> [WRITTEN TASK] Render every line of the material below as a Markdown table with the columns Row and Line, numbering rows in order, skipping blank lines, and omitting the pictures.

> [RECORDS SHOWN]
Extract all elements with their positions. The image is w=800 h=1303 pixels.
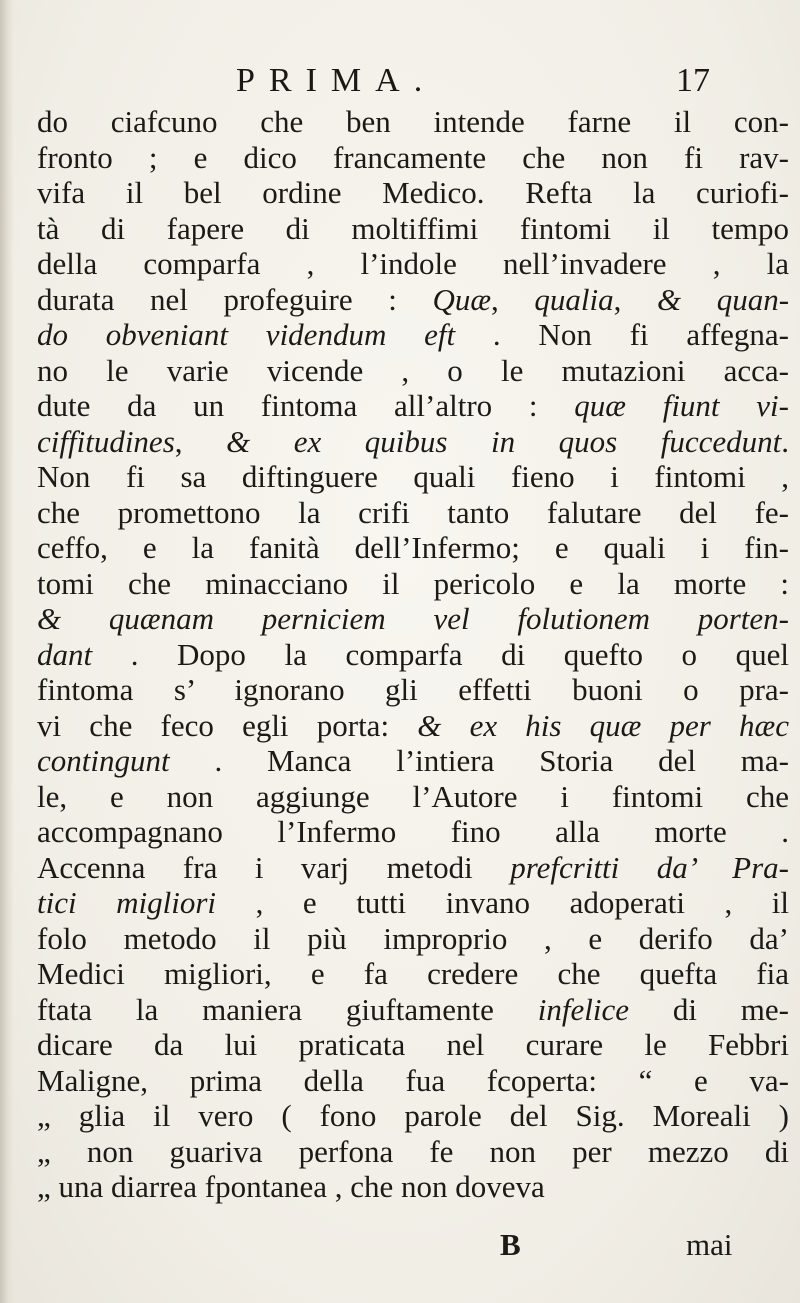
text-segment: che promettono la crifi tanto falutare del fe- bbox=[37, 494, 789, 530]
italic-text: contingunt bbox=[37, 743, 170, 778]
italic-text: do obveniant videndum eft bbox=[37, 317, 456, 352]
text-segment: tomi che minacciano il pericolo e la morte : bbox=[37, 565, 789, 601]
text-line bbox=[37, 424, 789, 460]
text-segment: , bbox=[491, 281, 535, 317]
italic-text: Quæ bbox=[432, 281, 492, 317]
text-line bbox=[37, 992, 789, 1028]
text-segment: Medici migliori, e fa credere che quefta fia bbox=[37, 956, 789, 991]
text-line bbox=[37, 743, 789, 779]
text-line bbox=[37, 530, 789, 566]
text-line bbox=[37, 708, 789, 744]
text-segment: Non fi sa diftinguere quali fieno i fintomi , bbox=[37, 459, 789, 494]
page-header bbox=[0, 62, 800, 106]
text-line bbox=[37, 140, 789, 176]
text-segment: accompagnano l’Infermo fino alla morte . bbox=[37, 814, 789, 849]
text-segment: dicare da lui praticata nel curare le Febbri bbox=[37, 1027, 789, 1062]
italic-text: & quænam perniciem vel folutionem porten- bbox=[37, 601, 789, 636]
text-line bbox=[37, 317, 789, 353]
text-line bbox=[37, 1134, 789, 1170]
italic-text: & ex his quæ per hæc bbox=[417, 707, 789, 743]
text-line bbox=[37, 885, 789, 921]
text-segment: „ glia il vero ( fono parole del Sig. Moreali ) bbox=[37, 1098, 789, 1133]
text-line bbox=[37, 388, 789, 424]
text-line bbox=[37, 672, 789, 708]
text-line bbox=[37, 814, 789, 850]
italic-text: qualia bbox=[534, 281, 614, 317]
text-segment: di me- bbox=[628, 991, 789, 1027]
body-text bbox=[37, 104, 789, 1205]
text-segment: vi che feco egli porta: bbox=[37, 707, 418, 743]
text-line bbox=[37, 459, 789, 495]
text-line bbox=[37, 921, 789, 957]
italic-text: & quan- bbox=[656, 281, 789, 317]
text-line bbox=[37, 1098, 789, 1134]
text-segment: vifa il bel ordine Medico. Refta la curiofi- bbox=[37, 175, 789, 210]
text-line bbox=[37, 601, 789, 637]
italic-text: prefcritti da’ Pra- bbox=[510, 849, 789, 885]
text-line bbox=[37, 353, 789, 389]
text-segment: . Dopo la comparfa di quefto o quel bbox=[92, 636, 789, 672]
text-segment: Maligne, prima della fua fcoperta: “ e va- bbox=[37, 1062, 789, 1098]
text-segment: , e tutti invano adoperati , il bbox=[216, 885, 789, 920]
text-segment: ceffo, e la fanità dell’Infermo; e quali i fin- bbox=[37, 530, 789, 565]
text-segment: tà di fapere di moltiffimi fintomi il tempo bbox=[37, 210, 789, 246]
text-segment: le, e non aggiunge l’Autore i fintomi che bbox=[37, 778, 789, 814]
text-line bbox=[37, 282, 789, 318]
italic-text: dant bbox=[37, 636, 93, 672]
text-line bbox=[37, 1169, 789, 1205]
text-segment: „ una diarrea fpontanea , che non doveva bbox=[37, 1169, 545, 1204]
text-line bbox=[37, 211, 789, 247]
text-line bbox=[37, 1063, 789, 1099]
page-number: 17 bbox=[676, 62, 710, 99]
italic-text: quæ fiunt vi- bbox=[574, 388, 789, 423]
text-segment: fintoma s’ ignorano gli effetti buoni o pra- bbox=[37, 672, 789, 707]
text-segment: , bbox=[174, 423, 227, 459]
text-segment: Accenna fra i varj metodi bbox=[37, 849, 511, 885]
text-line bbox=[37, 637, 789, 673]
text-segment: no le varie vicende , o le mutazioni acca- bbox=[37, 352, 789, 388]
catchword: mai bbox=[686, 1227, 733, 1262]
text-segment: della comparfa , l’indole nell’invadere , la bbox=[37, 246, 789, 281]
text-line bbox=[37, 1027, 789, 1063]
text-line bbox=[37, 246, 789, 282]
italic-text: infelice bbox=[537, 991, 629, 1027]
text-line bbox=[37, 850, 789, 886]
text-segment: folo metodo il più improprio , e derifo da’ bbox=[37, 920, 789, 956]
text-segment: fronto ; e dico francamente che non fi rav- bbox=[37, 139, 789, 175]
running-head: PRIMA. bbox=[236, 62, 437, 99]
text-segment: durata nel profeguire : bbox=[37, 281, 433, 317]
page-footer bbox=[0, 1227, 800, 1263]
italic-text: ciffitudines bbox=[37, 423, 175, 459]
text-segment: , bbox=[613, 281, 657, 317]
text-line bbox=[37, 104, 789, 140]
text-segment: do ciafcuno che ben intende farne il con- bbox=[37, 104, 789, 139]
text-line bbox=[37, 495, 789, 531]
text-line bbox=[37, 779, 789, 815]
text-segment: dute da un fintoma all’altro : bbox=[37, 388, 575, 423]
signature-mark: B bbox=[500, 1227, 521, 1262]
italic-text: & ex quibus in quos fuccedunt bbox=[226, 423, 782, 459]
text-line bbox=[37, 566, 789, 602]
text-segment: . Non fi affegna- bbox=[455, 317, 789, 352]
text-segment: . bbox=[781, 423, 789, 459]
text-line bbox=[37, 175, 789, 211]
italic-text: tici migliori bbox=[37, 885, 217, 920]
binding-edge bbox=[0, 0, 14, 1303]
text-line bbox=[37, 956, 789, 992]
text-segment: „ non guariva perfona fe non per mezzo di bbox=[37, 1133, 789, 1169]
text-segment: ftata la maniera giuftamente bbox=[37, 991, 538, 1027]
text-segment: . Manca l’intiera Storia del ma- bbox=[169, 743, 789, 778]
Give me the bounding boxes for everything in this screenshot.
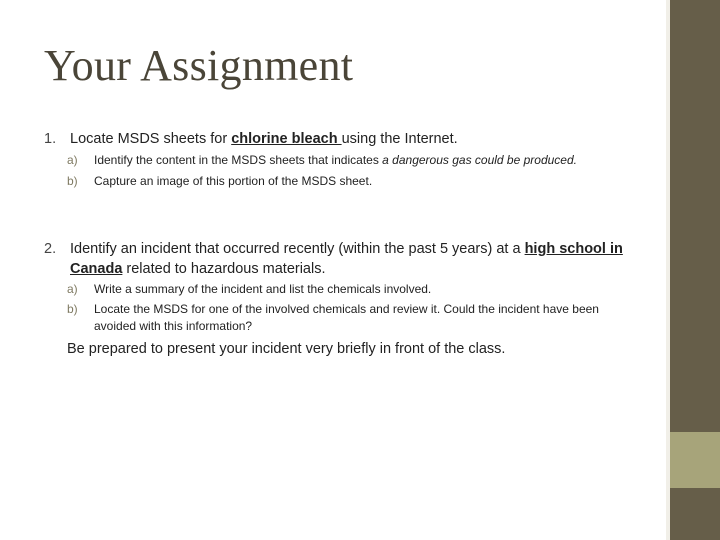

> [THE OUTPUT]
| Row | Line |
|---|---|
| 1 | Extract all elements with their positions. The image is w=800 h=1303 pixels. |
| 2 | text-segment: che promettono la crifi tanto falutare del fe- bbox=[37, 494, 789, 530] |
| 3 | italic-text: contingunt bbox=[37, 743, 170, 778] |
| 4 | italic-text: do obveniant videndum eft bbox=[37, 317, 456, 352] |
| 5 | text-segment: tomi che minacciano il pericolo e la morte : bbox=[37, 565, 789, 601] |
| 6 | text-line bbox=[37, 424, 789, 460] |
| 7 | text-segment: , bbox=[491, 281, 535, 317] |
| 8 | italic-text: Quæ bbox=[432, 281, 492, 317] |
| 9 | text-line bbox=[37, 992, 789, 1028] |
| 10 | text-segment: Medici migliori, e fa credere che quefta fia bbox=[37, 956, 789, 991] |
| 11 | text-line bbox=[37, 743, 789, 779] |
| 12 | text-line bbox=[37, 530, 789, 566] |
| 13 | text-line bbox=[37, 708, 789, 744] |
| 14 | text-segment: Non fi sa diftinguere quali fieno i fintomi , bbox=[37, 459, 789, 494] |
| 15 | page-header bbox=[0, 62, 800, 106] |
| 16 | text-line bbox=[37, 140, 789, 176] |
| 17 | text-segment: accompagnano l’Infermo fino alla morte . bbox=[37, 814, 789, 849] |
| 18 | text-segment: dicare da lui praticata nel curare le Febbri bbox=[37, 1027, 789, 1062] |
| 19 | italic-text: & quænam perniciem vel folutionem porten- bbox=[37, 601, 789, 636] |
| 20 | text-line bbox=[37, 317, 789, 353] |
| 21 | text-line bbox=[37, 1134, 789, 1170] |
| 22 | italic-text: & ex his quæ per hæc bbox=[417, 707, 789, 743] |
| 23 | text-line bbox=[37, 885, 789, 921] |
| 24 | text-segment: „ glia il vero ( fono parole del Sig. Moreali ) bbox=[37, 1098, 789, 1133] |
| 25 | text-line bbox=[37, 388, 789, 424] |
| 26 | text-line bbox=[37, 672, 789, 708] |
| 27 | text-line bbox=[37, 814, 789, 850] |
| 28 | italic-text: qualia bbox=[534, 281, 614, 317] |
| 29 | text-segment: di me- bbox=[628, 991, 789, 1027] |
| 30 | body-text bbox=[37, 104, 789, 1205] |
| 31 | text-segment: vi che feco egli porta: bbox=[37, 707, 418, 743] |
| 32 | text-line bbox=[37, 459, 789, 495] |
| 33 | text-line bbox=[37, 921, 789, 957] |
| 34 | italic-text: & quan- bbox=[656, 281, 789, 317] |
| 35 | text-line bbox=[37, 1098, 789, 1134] |
| 36 | text-segment: vifa il bel ordine Medico. Refta la curiofi- bbox=[37, 175, 789, 210] |
| 37 | text-line bbox=[37, 601, 789, 637] |
| 38 | italic-text: prefcritti da’ Pra- bbox=[510, 849, 789, 885] |
| 39 | text-line bbox=[37, 353, 789, 389] |
| 40 | text-segment: . Dopo la comparfa di quefto o quel bbox=[92, 636, 789, 672] |
| 41 | text-segment: Maligne, prima della fua fcoperta: “ e va- bbox=[37, 1062, 789, 1098] |
| 42 | text-segment: , e tutti invano adoperati , il bbox=[216, 885, 789, 920] |
| 43 | text-segment: ceffo, e la fanità dell’Infermo; e quali i fin- bbox=[37, 530, 789, 565] |
| 44 | text-segment: tà di fapere di moltiffimi fintomi il tempo bbox=[37, 210, 789, 246] |
| 45 | text-segment: le, e non aggiunge l’Autore i fintomi che bbox=[37, 778, 789, 814] |
| 46 | text-line bbox=[37, 282, 789, 318] |
| 47 | italic-text: dant bbox=[37, 636, 93, 672] |
| 48 | text-line bbox=[37, 1169, 789, 1205] |
| 49 | text-segment: „ una diarrea fpontanea , che non doveva bbox=[37, 1169, 545, 1204] |
| 50 | text-line bbox=[37, 211, 789, 247] |
| 51 | text-line bbox=[37, 1063, 789, 1099] |
| 52 | page-number: 17 bbox=[676, 62, 710, 99] |
| 53 | italic-text: quæ fiunt vi- bbox=[574, 388, 789, 423] |
| 54 | text-segment: fintoma s’ ignorano gli effetti buoni o pra- bbox=[37, 672, 789, 707] |
| 55 | text-segment: , bbox=[174, 423, 227, 459] |
| 56 | text-segment: Accenna fra i varj metodi bbox=[37, 849, 511, 885] |
| 57 | text-line bbox=[37, 637, 789, 673] |
| 58 | text-segment: no le varie vicende , o le mutazioni acca- bbox=[37, 352, 789, 388] |
| 59 | catchword: mai bbox=[686, 1227, 733, 1262] |
| 60 | text-segment: della comparfa , l’indole nell’invadere , la bbox=[37, 246, 789, 281] |
| 61 | text-line bbox=[37, 1027, 789, 1063] |
| 62 | text-line bbox=[37, 246, 789, 282] |
| 63 | italic-text: infelice bbox=[537, 991, 629, 1027] |
| 64 | text-line bbox=[37, 850, 789, 886] |
| 65 | text-segment: folo metodo il più improprio , e derifo da’ bbox=[37, 920, 789, 956] |
| 66 | text-segment: fronto ; e dico francamente che non fi rav- bbox=[37, 139, 789, 175] |
| 67 | running-head: PRIMA. bbox=[236, 62, 437, 99] |
| 68 | text-segment: durata nel profeguire : bbox=[37, 281, 433, 317] |
| 69 | page-footer bbox=[0, 1227, 800, 1263] |
| 70 | italic-text: ciffitudines bbox=[37, 423, 175, 459] |
| 71 | text-segment: , bbox=[613, 281, 657, 317] |
| 72 | text-line bbox=[37, 104, 789, 140] |
| 73 | text-segment: do ciafcuno che ben intende farne il con- bbox=[37, 104, 789, 139] |
| 74 | text-line bbox=[37, 495, 789, 531] |
| 75 | text-line bbox=[37, 779, 789, 815] |
| 76 | text-segment: dute da un fintoma all’altro : bbox=[37, 388, 575, 423] |
| 77 | signature-mark: B bbox=[500, 1227, 521, 1262] |
| 78 | italic-text: & ex quibus in quos fuccedunt bbox=[226, 423, 782, 459] |
| 79 | text-line bbox=[37, 566, 789, 602] |
| 80 | text-segment: . Non fi affegna- bbox=[455, 317, 789, 352] |
| 81 | text-segment: . bbox=[781, 423, 789, 459] |
| 82 | text-line bbox=[37, 175, 789, 211] |
| 83 | italic-text: tici migliori bbox=[37, 885, 217, 920] |
| 84 | binding-edge bbox=[0, 0, 14, 1303] |
| 85 | text-line bbox=[37, 956, 789, 992] |
| 86 | text-segment: „ non guariva perfona fe non per mezzo di bbox=[37, 1133, 789, 1169] |
| 87 | text-segment: ftata la maniera giuftamente bbox=[37, 991, 538, 1027] |
| 88 | text-segment: . Manca l’intiera Storia del ma- bbox=[169, 743, 789, 778] |
| 89 | Give me the bounding boxes for everything in this screenshot. |